- Stated problem -
Below is some material; set it all down exactly, apart from the pictures.

>> BEGIN Entries supplied

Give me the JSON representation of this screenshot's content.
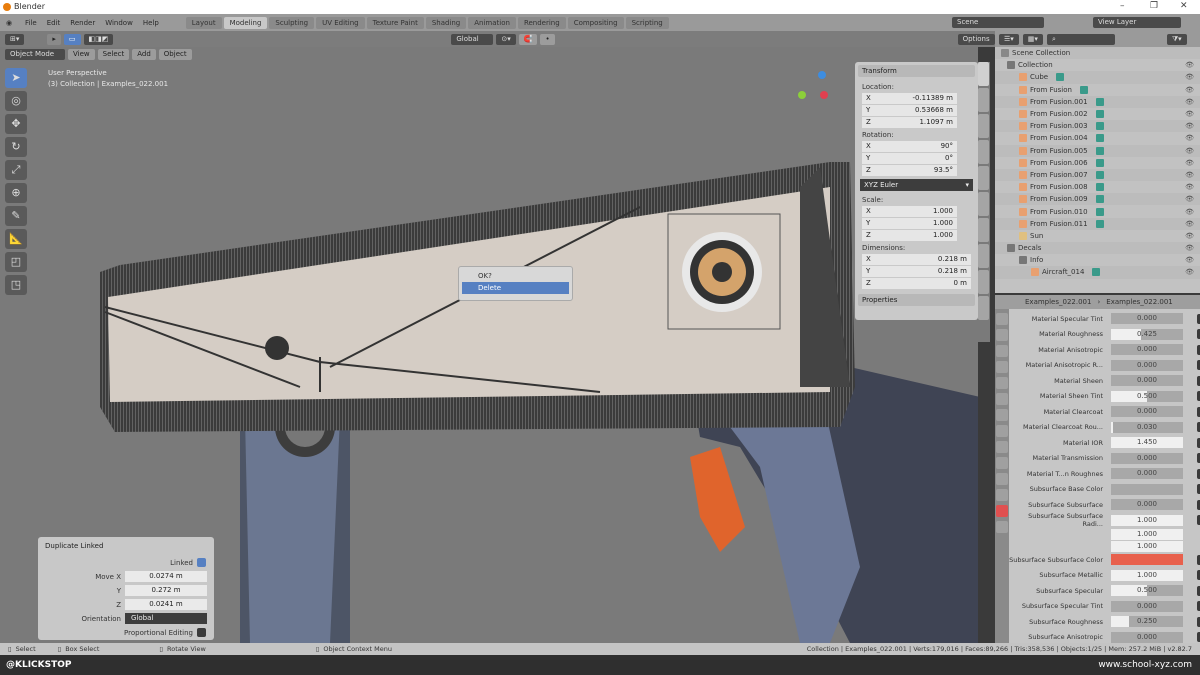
{
  "window": {
    "title": "Blender",
    "controls": [
      "–",
      "❐",
      "✕"
    ]
  },
  "menu": [
    "File",
    "Edit",
    "Render",
    "Window",
    "Help"
  ],
  "workspaces": [
    "Layout",
    "Modeling",
    "Sculpting",
    "UV Editing",
    "Texture Paint",
    "Shading",
    "Animation",
    "Rendering",
    "Compositing",
    "Scripting"
  ],
  "active_workspace": 1,
  "scene": {
    "scene_label": "Scene",
    "view_layer_label": "View Layer"
  },
  "tool_header": {
    "orientation": "Global",
    "options": "Options"
  },
  "viewport_header": {
    "mode": "Object Mode",
    "menus": [
      "View",
      "Select",
      "Add",
      "Object"
    ]
  },
  "viewport_info": {
    "perspective": "User Perspective",
    "collection": "(3) Collection | Examples_022.001"
  },
  "transform": {
    "title": "Transform",
    "location_label": "Location:",
    "location": [
      [
        "X",
        "-0.11389 m"
      ],
      [
        "Y",
        "0.53668 m"
      ],
      [
        "Z",
        "1.1097 m"
      ]
    ],
    "rotation_label": "Rotation:",
    "rotation": [
      [
        "X",
        "90°"
      ],
      [
        "Y",
        "0°"
      ],
      [
        "Z",
        "93.5°"
      ]
    ],
    "rotation_mode": "XYZ Euler",
    "scale_label": "Scale:",
    "scale": [
      [
        "X",
        "1.000"
      ],
      [
        "Y",
        "1.000"
      ],
      [
        "Z",
        "1.000"
      ]
    ],
    "dimensions_label": "Dimensions:",
    "dimensions": [
      [
        "X",
        "0.218 m"
      ],
      [
        "Y",
        "0.218 m"
      ],
      [
        "Z",
        "0 m"
      ]
    ],
    "properties_label": "Properties"
  },
  "popup": {
    "title": "OK?",
    "action": "Delete"
  },
  "outliner": {
    "root": "Scene Collection",
    "items": [
      {
        "name": "Collection",
        "kind": "collection"
      },
      {
        "name": "Cube",
        "kind": "mesh"
      },
      {
        "name": "From Fusion",
        "kind": "mesh"
      },
      {
        "name": "From Fusion.001",
        "kind": "mesh"
      },
      {
        "name": "From Fusion.002",
        "kind": "mesh"
      },
      {
        "name": "From Fusion.003",
        "kind": "mesh"
      },
      {
        "name": "From Fusion.004",
        "kind": "mesh"
      },
      {
        "name": "From Fusion.005",
        "kind": "mesh"
      },
      {
        "name": "From Fusion.006",
        "kind": "mesh"
      },
      {
        "name": "From Fusion.007",
        "kind": "mesh"
      },
      {
        "name": "From Fusion.008",
        "kind": "mesh"
      },
      {
        "name": "From Fusion.009",
        "kind": "mesh"
      },
      {
        "name": "From Fusion.010",
        "kind": "mesh"
      },
      {
        "name": "From Fusion.011",
        "kind": "mesh"
      },
      {
        "name": "Sun",
        "kind": "light"
      },
      {
        "name": "Decals",
        "kind": "collection"
      },
      {
        "name": "Info",
        "kind": "collection"
      },
      {
        "name": "Aircraft_014",
        "kind": "mesh"
      }
    ]
  },
  "properties": {
    "object": "Examples_022.001",
    "material": "Examples_022.001",
    "rows": [
      {
        "label": "Material Specular Tint",
        "value": "0.000",
        "fill": 0
      },
      {
        "label": "Material Roughness",
        "value": "0.425",
        "fill": 0.42
      },
      {
        "label": "Material Anisotropic",
        "value": "0.000",
        "fill": 0
      },
      {
        "label": "Material Anisotropic R...",
        "value": "0.000",
        "fill": 0
      },
      {
        "label": "Material Sheen",
        "value": "0.000",
        "fill": 0
      },
      {
        "label": "Material Sheen Tint",
        "value": "0.500",
        "fill": 0.5
      },
      {
        "label": "Material Clearcoat",
        "value": "0.000",
        "fill": 0
      },
      {
        "label": "Material Clearcoat Rou...",
        "value": "0.030",
        "fill": 0.03
      },
      {
        "label": "Material IOR",
        "value": "1.450",
        "fill": 1
      },
      {
        "label": "Material Transmission",
        "value": "0.000",
        "fill": 0
      },
      {
        "label": "Material T...n Roughnes",
        "value": "0.000",
        "fill": 0
      },
      {
        "label": "Subsurface Base Color",
        "value": "",
        "fill": 0
      },
      {
        "label": "Subsurface Subsurface",
        "value": "0.000",
        "fill": 0
      },
      {
        "label": "Subsurface Subsurface Radi...",
        "value": "1.000",
        "fill": 1
      },
      {
        "label": "",
        "value": "1.000",
        "fill": 1
      },
      {
        "label": "",
        "value": "1.000",
        "fill": 1
      },
      {
        "label": "Subsurface Subsurface Color",
        "value": "",
        "fill": 0,
        "color": "#e8604c"
      },
      {
        "label": "Subsurface Metallic",
        "value": "1.000",
        "fill": 1
      },
      {
        "label": "Subsurface Specular",
        "value": "0.500",
        "fill": 0.5
      },
      {
        "label": "Subsurface Specular Tint",
        "value": "0.000",
        "fill": 0
      },
      {
        "label": "Subsurface Roughness",
        "value": "0.250",
        "fill": 0.25
      },
      {
        "label": "Subsurface Anisotropic",
        "value": "0.000",
        "fill": 0
      }
    ]
  },
  "operator_panel": {
    "title": "Duplicate Linked",
    "linked_label": "Linked",
    "move_x_label": "Move X",
    "move_x": "0.0274 m",
    "y_label": "Y",
    "y": "0.272 m",
    "z_label": "Z",
    "z": "0.0241 m",
    "orientation_label": "Orientation",
    "orientation": "Global",
    "proportional_label": "Proportional Editing"
  },
  "status": {
    "select": "Select",
    "box_select": "Box Select",
    "rotate_view": "Rotate View",
    "context_menu": "Object Context Menu",
    "stats": "Collection | Examples_022.001 | Verts:179,016 | Faces:89,266 | Tris:358,536 | Objects:1/25 | Mem: 257.2 MiB | v2.82.7"
  },
  "watermarks": {
    "left": "@KLICKSTOP",
    "right": "www.school-xyz.com"
  },
  "colors": {
    "accent": "#5680c2",
    "subsurface_color": "#e8604c"
  }
}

>> END Entries supplied

- Result of the exercise -
Give me the JSON representation of this screenshot's content.
{
  "window": {
    "title": "Blender",
    "controls": [
      "–",
      "❐",
      "✕"
    ]
  },
  "menu": [
    "File",
    "Edit",
    "Render",
    "Window",
    "Help"
  ],
  "workspaces": [
    "Layout",
    "Modeling",
    "Sculpting",
    "UV Editing",
    "Texture Paint",
    "Shading",
    "Animation",
    "Rendering",
    "Compositing",
    "Scripting"
  ],
  "active_workspace": 1,
  "scene": {
    "scene_label": "Scene",
    "view_layer_label": "View Layer"
  },
  "tool_header": {
    "orientation": "Global",
    "options": "Options"
  },
  "viewport_header": {
    "mode": "Object Mode",
    "menus": [
      "View",
      "Select",
      "Add",
      "Object"
    ]
  },
  "viewport_info": {
    "perspective": "User Perspective",
    "collection": "(3) Collection | Examples_022.001"
  },
  "transform": {
    "title": "Transform",
    "location_label": "Location:",
    "location": [
      [
        "X",
        "-0.11389 m"
      ],
      [
        "Y",
        "0.53668 m"
      ],
      [
        "Z",
        "1.1097 m"
      ]
    ],
    "rotation_label": "Rotation:",
    "rotation": [
      [
        "X",
        "90°"
      ],
      [
        "Y",
        "0°"
      ],
      [
        "Z",
        "93.5°"
      ]
    ],
    "rotation_mode": "XYZ Euler",
    "scale_label": "Scale:",
    "scale": [
      [
        "X",
        "1.000"
      ],
      [
        "Y",
        "1.000"
      ],
      [
        "Z",
        "1.000"
      ]
    ],
    "dimensions_label": "Dimensions:",
    "dimensions": [
      [
        "X",
        "0.218 m"
      ],
      [
        "Y",
        "0.218 m"
      ],
      [
        "Z",
        "0 m"
      ]
    ],
    "properties_label": "Properties"
  },
  "popup": {
    "title": "OK?",
    "action": "Delete"
  },
  "outliner": {
    "root": "Scene Collection",
    "items": [
      {
        "name": "Collection",
        "kind": "collection"
      },
      {
        "name": "Cube",
        "kind": "mesh"
      },
      {
        "name": "From Fusion",
        "kind": "mesh"
      },
      {
        "name": "From Fusion.001",
        "kind": "mesh"
      },
      {
        "name": "From Fusion.002",
        "kind": "mesh"
      },
      {
        "name": "From Fusion.003",
        "kind": "mesh"
      },
      {
        "name": "From Fusion.004",
        "kind": "mesh"
      },
      {
        "name": "From Fusion.005",
        "kind": "mesh"
      },
      {
        "name": "From Fusion.006",
        "kind": "mesh"
      },
      {
        "name": "From Fusion.007",
        "kind": "mesh"
      },
      {
        "name": "From Fusion.008",
        "kind": "mesh"
      },
      {
        "name": "From Fusion.009",
        "kind": "mesh"
      },
      {
        "name": "From Fusion.010",
        "kind": "mesh"
      },
      {
        "name": "From Fusion.011",
        "kind": "mesh"
      },
      {
        "name": "Sun",
        "kind": "light"
      },
      {
        "name": "Decals",
        "kind": "collection"
      },
      {
        "name": "Info",
        "kind": "collection"
      },
      {
        "name": "Aircraft_014",
        "kind": "mesh"
      }
    ]
  },
  "properties": {
    "object": "Examples_022.001",
    "material": "Examples_022.001",
    "rows": [
      {
        "label": "Material Specular Tint",
        "value": "0.000",
        "fill": 0
      },
      {
        "label": "Material Roughness",
        "value": "0.425",
        "fill": 0.42
      },
      {
        "label": "Material Anisotropic",
        "value": "0.000",
        "fill": 0
      },
      {
        "label": "Material Anisotropic R...",
        "value": "0.000",
        "fill": 0
      },
      {
        "label": "Material Sheen",
        "value": "0.000",
        "fill": 0
      },
      {
        "label": "Material Sheen Tint",
        "value": "0.500",
        "fill": 0.5
      },
      {
        "label": "Material Clearcoat",
        "value": "0.000",
        "fill": 0
      },
      {
        "label": "Material Clearcoat Rou...",
        "value": "0.030",
        "fill": 0.03
      },
      {
        "label": "Material IOR",
        "value": "1.450",
        "fill": 1
      },
      {
        "label": "Material Transmission",
        "value": "0.000",
        "fill": 0
      },
      {
        "label": "Material T...n Roughnes",
        "value": "0.000",
        "fill": 0
      },
      {
        "label": "Subsurface Base Color",
        "value": "",
        "fill": 0
      },
      {
        "label": "Subsurface Subsurface",
        "value": "0.000",
        "fill": 0
      },
      {
        "label": "Subsurface Subsurface Radi...",
        "value": "1.000",
        "fill": 1
      },
      {
        "label": "",
        "value": "1.000",
        "fill": 1
      },
      {
        "label": "",
        "value": "1.000",
        "fill": 1
      },
      {
        "label": "Subsurface Subsurface Color",
        "value": "",
        "fill": 0,
        "color": "#e8604c"
      },
      {
        "label": "Subsurface Metallic",
        "value": "1.000",
        "fill": 1
      },
      {
        "label": "Subsurface Specular",
        "value": "0.500",
        "fill": 0.5
      },
      {
        "label": "Subsurface Specular Tint",
        "value": "0.000",
        "fill": 0
      },
      {
        "label": "Subsurface Roughness",
        "value": "0.250",
        "fill": 0.25
      },
      {
        "label": "Subsurface Anisotropic",
        "value": "0.000",
        "fill": 0
      }
    ]
  },
  "operator_panel": {
    "title": "Duplicate Linked",
    "linked_label": "Linked",
    "move_x_label": "Move X",
    "move_x": "0.0274 m",
    "y_label": "Y",
    "y": "0.272 m",
    "z_label": "Z",
    "z": "0.0241 m",
    "orientation_label": "Orientation",
    "orientation": "Global",
    "proportional_label": "Proportional Editing"
  },
  "status": {
    "select": "Select",
    "box_select": "Box Select",
    "rotate_view": "Rotate View",
    "context_menu": "Object Context Menu",
    "stats": "Collection | Examples_022.001 | Verts:179,016 | Faces:89,266 | Tris:358,536 | Objects:1/25 | Mem: 257.2 MiB | v2.82.7"
  },
  "watermarks": {
    "left": "@KLICKSTOP",
    "right": "www.school-xyz.com"
  },
  "colors": {
    "accent": "#5680c2",
    "subsurface_color": "#e8604c"
  }
}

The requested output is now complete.